Data rows ▸

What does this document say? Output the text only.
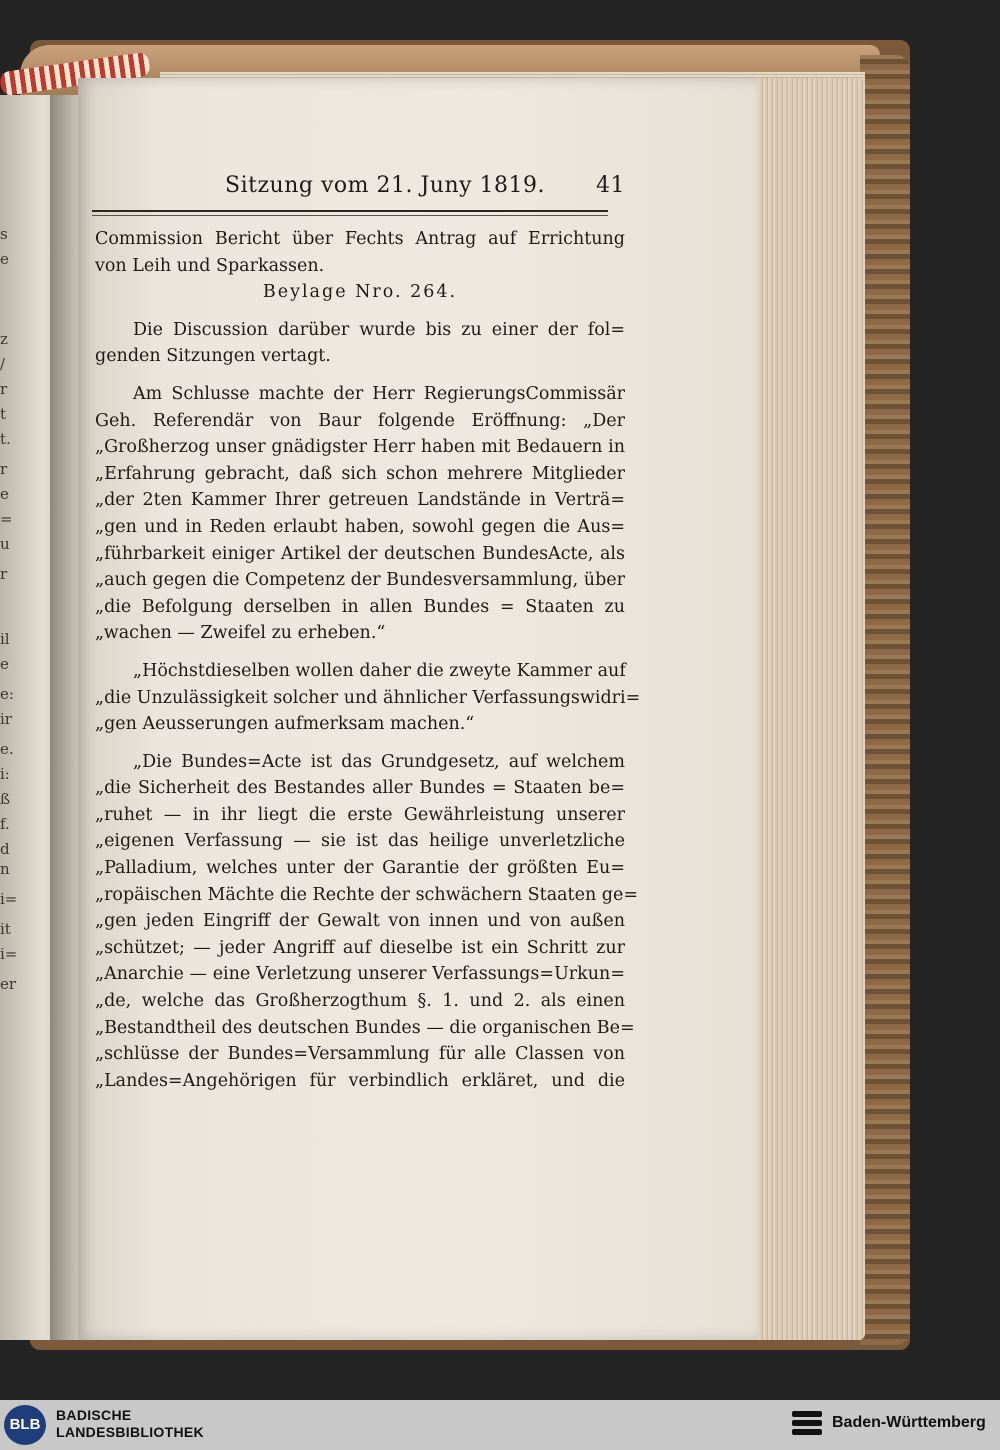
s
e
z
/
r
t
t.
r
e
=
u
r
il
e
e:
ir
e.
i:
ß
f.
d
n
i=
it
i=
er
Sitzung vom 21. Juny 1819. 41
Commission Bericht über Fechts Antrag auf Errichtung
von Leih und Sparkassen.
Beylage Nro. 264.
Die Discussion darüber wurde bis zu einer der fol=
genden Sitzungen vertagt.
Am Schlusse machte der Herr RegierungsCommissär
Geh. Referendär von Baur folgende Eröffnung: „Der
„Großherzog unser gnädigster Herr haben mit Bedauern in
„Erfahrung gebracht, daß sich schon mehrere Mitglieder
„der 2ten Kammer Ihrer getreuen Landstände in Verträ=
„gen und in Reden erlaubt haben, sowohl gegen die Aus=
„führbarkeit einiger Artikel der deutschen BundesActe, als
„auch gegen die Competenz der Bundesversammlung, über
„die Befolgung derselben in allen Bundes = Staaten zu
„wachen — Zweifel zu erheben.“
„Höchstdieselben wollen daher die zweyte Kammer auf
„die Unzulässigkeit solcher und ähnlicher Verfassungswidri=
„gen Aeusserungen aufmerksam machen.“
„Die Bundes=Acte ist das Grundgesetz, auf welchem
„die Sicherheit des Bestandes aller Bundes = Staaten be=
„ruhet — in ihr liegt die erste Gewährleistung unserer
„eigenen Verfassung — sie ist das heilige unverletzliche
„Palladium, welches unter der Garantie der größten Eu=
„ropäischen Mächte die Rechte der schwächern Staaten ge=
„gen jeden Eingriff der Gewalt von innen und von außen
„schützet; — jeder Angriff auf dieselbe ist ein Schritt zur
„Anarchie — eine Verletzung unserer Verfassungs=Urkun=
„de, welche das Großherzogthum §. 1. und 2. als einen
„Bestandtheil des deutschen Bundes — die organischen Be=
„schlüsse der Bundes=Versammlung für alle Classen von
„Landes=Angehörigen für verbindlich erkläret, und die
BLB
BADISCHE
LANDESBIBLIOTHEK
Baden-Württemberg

Aim of the exercise ▸ Extract the text of all the records above verbatim, excluding pictures.

Task result ▸
What does this document say? Output the text only.
s
e
z
/
r
t
t.
r
e
=
u
r
il
e
e:
ir
e.
i:
ß
f.
d
n
i=
it
i=
er
Sitzung vom 21. Juny 1819. 41
Commission Bericht über Fechts Antrag auf Errichtung
von Leih und Sparkassen.
Beylage Nro. 264.
Die Discussion darüber wurde bis zu einer der fol=
genden Sitzungen vertagt.
Am Schlusse machte der Herr RegierungsCommissär
Geh. Referendär von Baur folgende Eröffnung: „Der
„Großherzog unser gnädigster Herr haben mit Bedauern in
„Erfahrung gebracht, daß sich schon mehrere Mitglieder
„der 2ten Kammer Ihrer getreuen Landstände in Verträ=
„gen und in Reden erlaubt haben, sowohl gegen die Aus=
„führbarkeit einiger Artikel der deutschen BundesActe, als
„auch gegen die Competenz der Bundesversammlung, über
„die Befolgung derselben in allen Bundes = Staaten zu
„wachen — Zweifel zu erheben.“
„Höchstdieselben wollen daher die zweyte Kammer auf
„die Unzulässigkeit solcher und ähnlicher Verfassungswidri=
„gen Aeusserungen aufmerksam machen.“
„Die Bundes=Acte ist das Grundgesetz, auf welchem
„die Sicherheit des Bestandes aller Bundes = Staaten be=
„ruhet — in ihr liegt die erste Gewährleistung unserer
„eigenen Verfassung — sie ist das heilige unverletzliche
„Palladium, welches unter der Garantie der größten Eu=
„ropäischen Mächte die Rechte der schwächern Staaten ge=
„gen jeden Eingriff der Gewalt von innen und von außen
„schützet; — jeder Angriff auf dieselbe ist ein Schritt zur
„Anarchie — eine Verletzung unserer Verfassungs=Urkun=
„de, welche das Großherzogthum §. 1. und 2. als einen
„Bestandtheil des deutschen Bundes — die organischen Be=
„schlüsse der Bundes=Versammlung für alle Classen von
„Landes=Angehörigen für verbindlich erkläret, und die
BLB
BADISCHE
LANDESBIBLIOTHEK
Baden-Württemberg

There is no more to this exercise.